- [TASK]
Copy word for word everything from the very start of the items down to the line containing "like-post-icon[interactable] <box>982 2188", including that line.

- [DATA LINES]

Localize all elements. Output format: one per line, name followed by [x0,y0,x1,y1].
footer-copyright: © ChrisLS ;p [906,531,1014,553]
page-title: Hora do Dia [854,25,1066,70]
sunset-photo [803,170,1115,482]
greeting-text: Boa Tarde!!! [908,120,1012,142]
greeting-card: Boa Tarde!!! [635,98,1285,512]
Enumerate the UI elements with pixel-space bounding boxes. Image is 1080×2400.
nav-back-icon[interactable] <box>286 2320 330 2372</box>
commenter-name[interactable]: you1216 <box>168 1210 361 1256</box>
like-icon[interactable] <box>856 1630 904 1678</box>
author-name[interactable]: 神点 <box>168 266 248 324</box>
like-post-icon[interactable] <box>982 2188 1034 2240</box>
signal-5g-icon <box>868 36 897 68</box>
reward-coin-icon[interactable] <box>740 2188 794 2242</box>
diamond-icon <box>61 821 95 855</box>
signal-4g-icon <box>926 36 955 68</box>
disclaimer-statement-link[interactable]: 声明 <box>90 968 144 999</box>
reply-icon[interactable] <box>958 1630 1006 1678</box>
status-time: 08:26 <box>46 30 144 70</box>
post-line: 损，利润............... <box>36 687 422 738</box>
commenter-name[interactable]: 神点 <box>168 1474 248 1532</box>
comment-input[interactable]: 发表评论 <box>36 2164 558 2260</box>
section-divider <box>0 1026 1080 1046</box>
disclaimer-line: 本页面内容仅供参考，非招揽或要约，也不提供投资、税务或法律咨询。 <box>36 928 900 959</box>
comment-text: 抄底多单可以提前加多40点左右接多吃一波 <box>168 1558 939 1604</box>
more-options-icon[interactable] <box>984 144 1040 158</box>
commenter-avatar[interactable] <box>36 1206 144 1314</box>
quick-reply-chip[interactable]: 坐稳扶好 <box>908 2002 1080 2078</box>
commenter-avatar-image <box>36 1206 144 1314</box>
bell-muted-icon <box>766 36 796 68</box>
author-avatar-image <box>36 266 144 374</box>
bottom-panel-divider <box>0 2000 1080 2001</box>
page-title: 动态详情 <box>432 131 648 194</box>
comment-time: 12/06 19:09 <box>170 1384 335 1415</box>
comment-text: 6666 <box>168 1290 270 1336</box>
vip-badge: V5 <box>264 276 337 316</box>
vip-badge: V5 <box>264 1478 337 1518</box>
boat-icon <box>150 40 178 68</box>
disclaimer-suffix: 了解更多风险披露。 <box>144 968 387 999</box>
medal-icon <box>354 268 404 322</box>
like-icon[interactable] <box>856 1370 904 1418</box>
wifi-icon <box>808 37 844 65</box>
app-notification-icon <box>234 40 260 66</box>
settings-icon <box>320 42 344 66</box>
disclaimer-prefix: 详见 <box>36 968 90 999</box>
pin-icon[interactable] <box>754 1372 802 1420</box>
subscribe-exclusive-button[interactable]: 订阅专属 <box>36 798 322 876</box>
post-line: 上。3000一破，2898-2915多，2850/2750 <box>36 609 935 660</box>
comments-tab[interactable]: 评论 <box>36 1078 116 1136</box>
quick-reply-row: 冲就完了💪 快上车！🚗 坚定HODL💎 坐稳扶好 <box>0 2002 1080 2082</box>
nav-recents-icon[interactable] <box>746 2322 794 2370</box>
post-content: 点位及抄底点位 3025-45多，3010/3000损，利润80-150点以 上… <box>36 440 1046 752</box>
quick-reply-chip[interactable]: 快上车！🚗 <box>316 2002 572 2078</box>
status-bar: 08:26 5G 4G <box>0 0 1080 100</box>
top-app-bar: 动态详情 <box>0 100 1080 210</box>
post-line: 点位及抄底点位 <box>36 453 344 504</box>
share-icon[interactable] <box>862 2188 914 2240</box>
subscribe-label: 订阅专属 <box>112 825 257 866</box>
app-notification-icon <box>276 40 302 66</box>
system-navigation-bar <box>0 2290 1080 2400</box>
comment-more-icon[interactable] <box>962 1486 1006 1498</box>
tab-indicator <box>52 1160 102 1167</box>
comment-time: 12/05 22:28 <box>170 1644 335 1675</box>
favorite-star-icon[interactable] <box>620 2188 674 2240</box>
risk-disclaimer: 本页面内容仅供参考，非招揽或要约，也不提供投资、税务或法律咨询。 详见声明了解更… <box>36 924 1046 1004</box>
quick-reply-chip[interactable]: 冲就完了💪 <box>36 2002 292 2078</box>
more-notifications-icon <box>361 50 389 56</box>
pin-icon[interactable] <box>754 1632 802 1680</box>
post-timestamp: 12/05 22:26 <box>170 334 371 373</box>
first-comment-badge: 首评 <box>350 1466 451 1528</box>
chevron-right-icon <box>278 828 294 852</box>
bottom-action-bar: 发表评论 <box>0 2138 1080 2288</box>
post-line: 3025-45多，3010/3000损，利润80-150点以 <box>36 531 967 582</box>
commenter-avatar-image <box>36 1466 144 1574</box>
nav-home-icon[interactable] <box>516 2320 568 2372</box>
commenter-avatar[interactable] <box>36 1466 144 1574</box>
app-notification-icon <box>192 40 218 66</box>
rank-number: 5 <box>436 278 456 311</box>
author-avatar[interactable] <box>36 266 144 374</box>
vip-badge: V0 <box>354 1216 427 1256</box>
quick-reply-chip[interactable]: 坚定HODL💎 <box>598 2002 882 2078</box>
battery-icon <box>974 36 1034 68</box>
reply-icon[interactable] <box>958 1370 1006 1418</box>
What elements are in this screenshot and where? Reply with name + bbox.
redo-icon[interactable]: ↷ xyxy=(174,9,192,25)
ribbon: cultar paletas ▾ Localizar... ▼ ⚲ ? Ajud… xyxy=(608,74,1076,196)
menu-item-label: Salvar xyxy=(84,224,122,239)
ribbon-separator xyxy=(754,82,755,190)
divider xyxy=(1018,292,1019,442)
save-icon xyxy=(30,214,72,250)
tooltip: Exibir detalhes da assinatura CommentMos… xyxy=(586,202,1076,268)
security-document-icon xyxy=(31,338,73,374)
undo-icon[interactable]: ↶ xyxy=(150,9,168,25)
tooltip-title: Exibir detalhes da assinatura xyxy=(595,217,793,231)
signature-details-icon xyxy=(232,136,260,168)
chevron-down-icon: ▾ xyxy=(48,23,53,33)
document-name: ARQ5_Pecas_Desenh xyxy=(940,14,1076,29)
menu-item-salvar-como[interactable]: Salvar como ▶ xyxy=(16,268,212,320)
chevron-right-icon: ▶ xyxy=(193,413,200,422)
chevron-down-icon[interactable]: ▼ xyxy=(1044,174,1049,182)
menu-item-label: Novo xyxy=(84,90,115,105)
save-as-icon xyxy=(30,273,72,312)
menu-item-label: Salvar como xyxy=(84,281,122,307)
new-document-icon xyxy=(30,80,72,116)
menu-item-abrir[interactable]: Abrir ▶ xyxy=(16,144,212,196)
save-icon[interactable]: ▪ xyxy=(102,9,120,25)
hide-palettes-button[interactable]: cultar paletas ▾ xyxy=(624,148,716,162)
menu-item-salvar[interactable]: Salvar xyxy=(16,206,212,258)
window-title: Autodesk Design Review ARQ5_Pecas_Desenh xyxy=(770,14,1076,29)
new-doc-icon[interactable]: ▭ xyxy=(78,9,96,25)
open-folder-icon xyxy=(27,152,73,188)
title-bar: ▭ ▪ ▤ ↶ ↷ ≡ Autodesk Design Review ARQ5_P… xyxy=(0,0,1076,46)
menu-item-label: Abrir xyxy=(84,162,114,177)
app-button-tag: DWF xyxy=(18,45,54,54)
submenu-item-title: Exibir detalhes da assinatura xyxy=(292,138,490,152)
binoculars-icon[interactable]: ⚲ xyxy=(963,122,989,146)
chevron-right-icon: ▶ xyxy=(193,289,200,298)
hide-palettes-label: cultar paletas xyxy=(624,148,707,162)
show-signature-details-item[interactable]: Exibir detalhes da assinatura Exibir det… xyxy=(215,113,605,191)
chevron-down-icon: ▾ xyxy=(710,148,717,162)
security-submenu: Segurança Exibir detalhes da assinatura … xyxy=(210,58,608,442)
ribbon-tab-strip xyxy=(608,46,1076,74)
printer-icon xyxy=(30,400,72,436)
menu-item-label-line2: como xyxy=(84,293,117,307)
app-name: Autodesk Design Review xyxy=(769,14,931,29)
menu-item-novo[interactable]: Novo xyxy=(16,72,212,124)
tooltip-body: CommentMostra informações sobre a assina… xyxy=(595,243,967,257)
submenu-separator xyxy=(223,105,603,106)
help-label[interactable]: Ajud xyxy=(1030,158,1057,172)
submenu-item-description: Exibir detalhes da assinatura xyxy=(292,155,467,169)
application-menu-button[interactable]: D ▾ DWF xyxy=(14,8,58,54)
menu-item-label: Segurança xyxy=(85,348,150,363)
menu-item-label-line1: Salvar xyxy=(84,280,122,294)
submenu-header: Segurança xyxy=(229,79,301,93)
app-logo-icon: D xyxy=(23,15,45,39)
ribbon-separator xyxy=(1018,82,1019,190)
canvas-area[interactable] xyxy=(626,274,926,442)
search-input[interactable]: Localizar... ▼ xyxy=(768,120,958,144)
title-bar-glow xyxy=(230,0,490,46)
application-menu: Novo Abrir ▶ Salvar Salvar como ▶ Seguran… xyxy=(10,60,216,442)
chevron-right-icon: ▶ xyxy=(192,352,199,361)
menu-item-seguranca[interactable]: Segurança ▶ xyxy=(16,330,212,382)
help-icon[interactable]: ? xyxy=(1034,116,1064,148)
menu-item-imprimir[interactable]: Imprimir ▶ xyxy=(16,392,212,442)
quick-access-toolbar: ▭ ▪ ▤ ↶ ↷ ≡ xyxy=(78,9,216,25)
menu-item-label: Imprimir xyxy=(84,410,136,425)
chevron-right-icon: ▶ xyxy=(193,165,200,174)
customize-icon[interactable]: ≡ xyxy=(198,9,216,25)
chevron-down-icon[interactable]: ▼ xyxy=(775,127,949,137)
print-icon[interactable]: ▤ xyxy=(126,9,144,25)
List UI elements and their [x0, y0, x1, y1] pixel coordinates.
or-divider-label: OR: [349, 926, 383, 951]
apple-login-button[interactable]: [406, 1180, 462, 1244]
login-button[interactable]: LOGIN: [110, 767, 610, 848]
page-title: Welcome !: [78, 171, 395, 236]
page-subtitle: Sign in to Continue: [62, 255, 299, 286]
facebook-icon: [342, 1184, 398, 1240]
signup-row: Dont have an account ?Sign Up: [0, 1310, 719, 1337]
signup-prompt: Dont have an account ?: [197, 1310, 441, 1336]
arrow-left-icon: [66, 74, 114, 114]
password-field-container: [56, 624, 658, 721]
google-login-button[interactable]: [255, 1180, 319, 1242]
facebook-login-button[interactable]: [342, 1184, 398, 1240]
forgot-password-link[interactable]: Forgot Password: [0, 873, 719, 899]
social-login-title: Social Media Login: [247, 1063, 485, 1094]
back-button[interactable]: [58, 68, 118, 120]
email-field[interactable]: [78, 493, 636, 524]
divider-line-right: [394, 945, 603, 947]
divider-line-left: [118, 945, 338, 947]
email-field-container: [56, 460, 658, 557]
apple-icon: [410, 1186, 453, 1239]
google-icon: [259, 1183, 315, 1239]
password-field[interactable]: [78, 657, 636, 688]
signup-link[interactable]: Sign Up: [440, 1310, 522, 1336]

- [ANSWER TO THIS TASK]
Localize all elements. Output format: one per line, name followed by [x0,y0,x1,y1].
footer-copyright: © ChrisLS ;p [906,531,1014,553]
page-title: Hora do Dia [854,25,1066,70]
sunset-photo [803,170,1115,482]
greeting-text: Boa Tarde!!! [908,120,1012,142]
greeting-card: Boa Tarde!!! [635,98,1285,512]
Enumerate the UI elements with pixel-space bounding boxes. Image is 1080×2400.
nav-back-icon[interactable] <box>286 2320 330 2372</box>
commenter-name[interactable]: you1216 <box>168 1210 361 1256</box>
like-icon[interactable] <box>856 1630 904 1678</box>
author-name[interactable]: 神点 <box>168 266 248 324</box>
like-post-icon[interactable] <box>982 2188 1034 2240</box>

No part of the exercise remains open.